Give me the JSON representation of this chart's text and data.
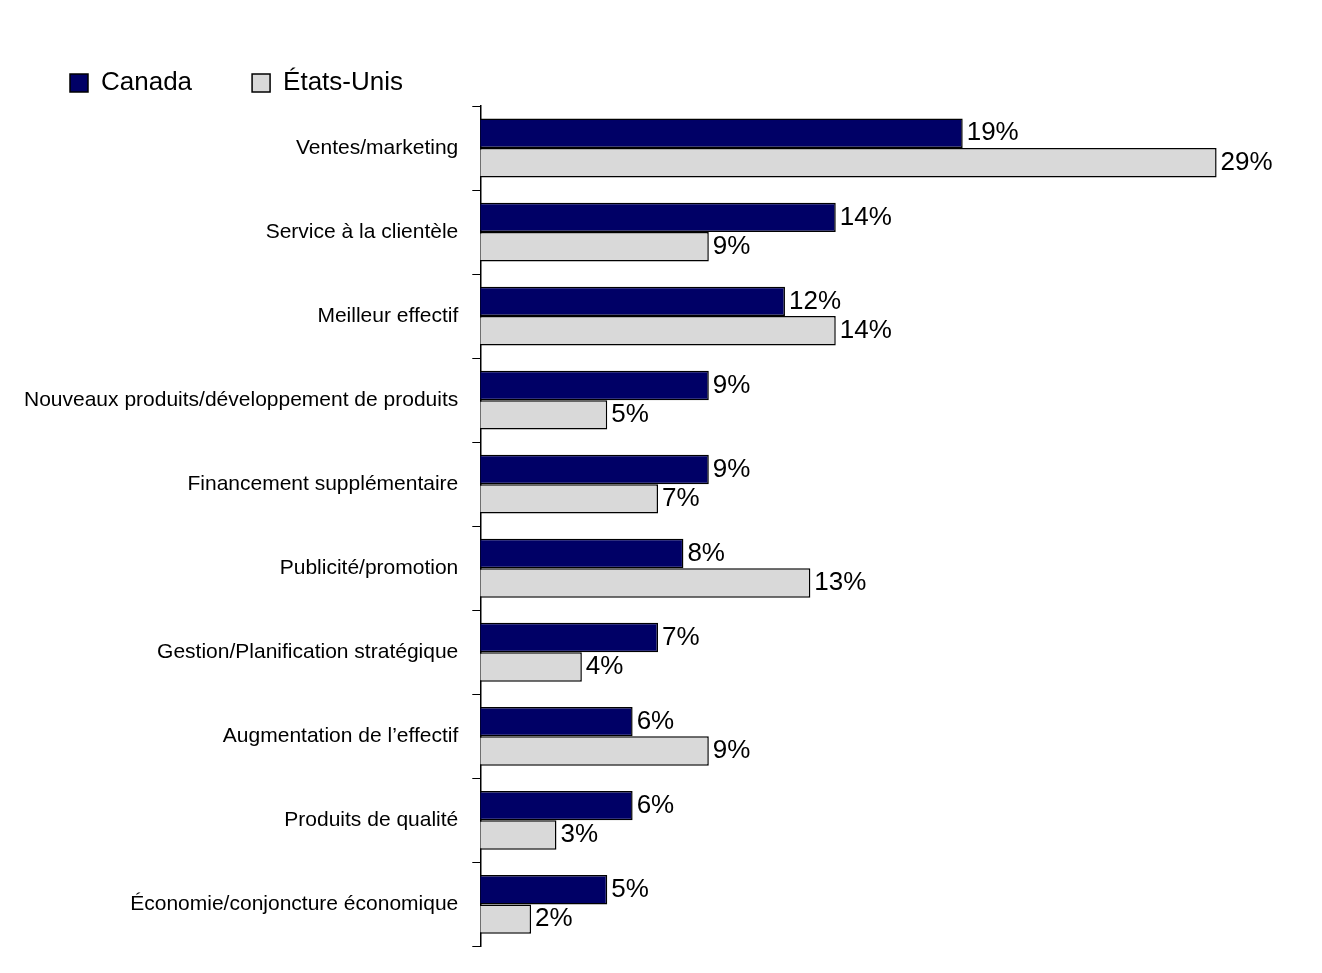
{
  "chart_data": {
    "type": "bar",
    "orientation": "horizontal",
    "legend": "top",
    "categories": [
      "Ventes/marketing",
      "Service à la clientèle",
      "Meilleur effectif",
      "Nouveaux produits/développement de produits",
      "Financement supplémentaire",
      "Publicité/promotion",
      "Gestion/Planification stratégique",
      "Augmentation de l’effectif",
      "Produits de qualité",
      "Économie/conjoncture économique"
    ],
    "series": [
      {
        "name": "Canada",
        "color": "#000066",
        "values": [
          19,
          14,
          12,
          9,
          9,
          8,
          7,
          6,
          6,
          5
        ],
        "value_labels": [
          "19%",
          "14%",
          "12%",
          "9%",
          "9%",
          "8%",
          "7%",
          "6%",
          "6%",
          "5%"
        ]
      },
      {
        "name": "États-Unis",
        "color": "#d9d9d9",
        "values": [
          29,
          9,
          14,
          5,
          7,
          13,
          4,
          9,
          3,
          2
        ],
        "value_labels": [
          "29%",
          "9%",
          "14%",
          "5%",
          "7%",
          "13%",
          "4%",
          "9%",
          "3%",
          "2%"
        ]
      }
    ]
  }
}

### SET PROBLEM
Identify the lines that hold the word "effectif". Copy every one of them.

### COMPLETE RESPONSE
      "Meilleur effectif",
      "Augmentation de l’effectif",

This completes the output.